§ Stored data:
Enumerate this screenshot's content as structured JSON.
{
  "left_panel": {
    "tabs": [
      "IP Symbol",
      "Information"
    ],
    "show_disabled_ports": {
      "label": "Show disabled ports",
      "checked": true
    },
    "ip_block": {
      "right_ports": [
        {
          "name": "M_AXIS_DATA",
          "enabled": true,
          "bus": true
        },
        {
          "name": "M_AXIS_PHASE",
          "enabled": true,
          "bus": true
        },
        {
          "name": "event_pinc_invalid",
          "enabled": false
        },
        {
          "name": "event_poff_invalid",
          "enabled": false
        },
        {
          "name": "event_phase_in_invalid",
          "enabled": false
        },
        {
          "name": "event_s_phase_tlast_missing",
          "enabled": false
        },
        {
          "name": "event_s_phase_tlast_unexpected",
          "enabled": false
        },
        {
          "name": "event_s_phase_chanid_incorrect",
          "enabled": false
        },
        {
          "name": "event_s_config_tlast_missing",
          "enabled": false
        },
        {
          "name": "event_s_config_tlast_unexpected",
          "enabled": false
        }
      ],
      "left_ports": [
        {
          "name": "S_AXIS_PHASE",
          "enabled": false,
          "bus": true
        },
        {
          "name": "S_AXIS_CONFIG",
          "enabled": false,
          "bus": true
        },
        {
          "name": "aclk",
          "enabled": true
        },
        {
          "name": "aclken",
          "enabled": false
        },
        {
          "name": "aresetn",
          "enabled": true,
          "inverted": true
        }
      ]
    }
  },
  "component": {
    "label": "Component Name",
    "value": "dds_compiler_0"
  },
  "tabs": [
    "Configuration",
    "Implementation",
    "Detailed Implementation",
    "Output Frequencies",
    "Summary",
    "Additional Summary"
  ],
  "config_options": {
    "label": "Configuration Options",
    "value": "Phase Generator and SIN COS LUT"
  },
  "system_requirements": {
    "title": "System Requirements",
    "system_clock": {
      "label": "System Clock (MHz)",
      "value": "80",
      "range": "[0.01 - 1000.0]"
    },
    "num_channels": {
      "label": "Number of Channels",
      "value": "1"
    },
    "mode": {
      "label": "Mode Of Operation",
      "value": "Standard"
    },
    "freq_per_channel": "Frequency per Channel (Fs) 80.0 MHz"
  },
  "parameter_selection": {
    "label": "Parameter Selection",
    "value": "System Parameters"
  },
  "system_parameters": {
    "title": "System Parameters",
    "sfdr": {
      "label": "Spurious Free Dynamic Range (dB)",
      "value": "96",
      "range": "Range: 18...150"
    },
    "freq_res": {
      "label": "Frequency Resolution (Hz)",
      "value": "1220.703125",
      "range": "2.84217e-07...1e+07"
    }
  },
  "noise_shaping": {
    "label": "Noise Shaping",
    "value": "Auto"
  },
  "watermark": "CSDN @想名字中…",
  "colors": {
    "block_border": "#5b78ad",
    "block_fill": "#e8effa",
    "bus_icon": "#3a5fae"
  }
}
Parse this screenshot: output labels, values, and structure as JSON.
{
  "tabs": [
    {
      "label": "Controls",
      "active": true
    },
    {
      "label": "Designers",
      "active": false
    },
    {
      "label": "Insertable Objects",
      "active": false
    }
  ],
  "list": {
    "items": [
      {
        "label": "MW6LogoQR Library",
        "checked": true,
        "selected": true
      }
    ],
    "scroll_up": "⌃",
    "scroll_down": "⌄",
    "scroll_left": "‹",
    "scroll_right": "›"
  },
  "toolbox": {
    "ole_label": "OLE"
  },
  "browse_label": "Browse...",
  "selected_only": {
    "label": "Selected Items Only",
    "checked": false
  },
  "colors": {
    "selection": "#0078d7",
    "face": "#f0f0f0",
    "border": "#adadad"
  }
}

§ THE TASK:
Scan the entries above and work out how many lines include the word "JSON"; the reply is that number alone.

§ REPLY:
2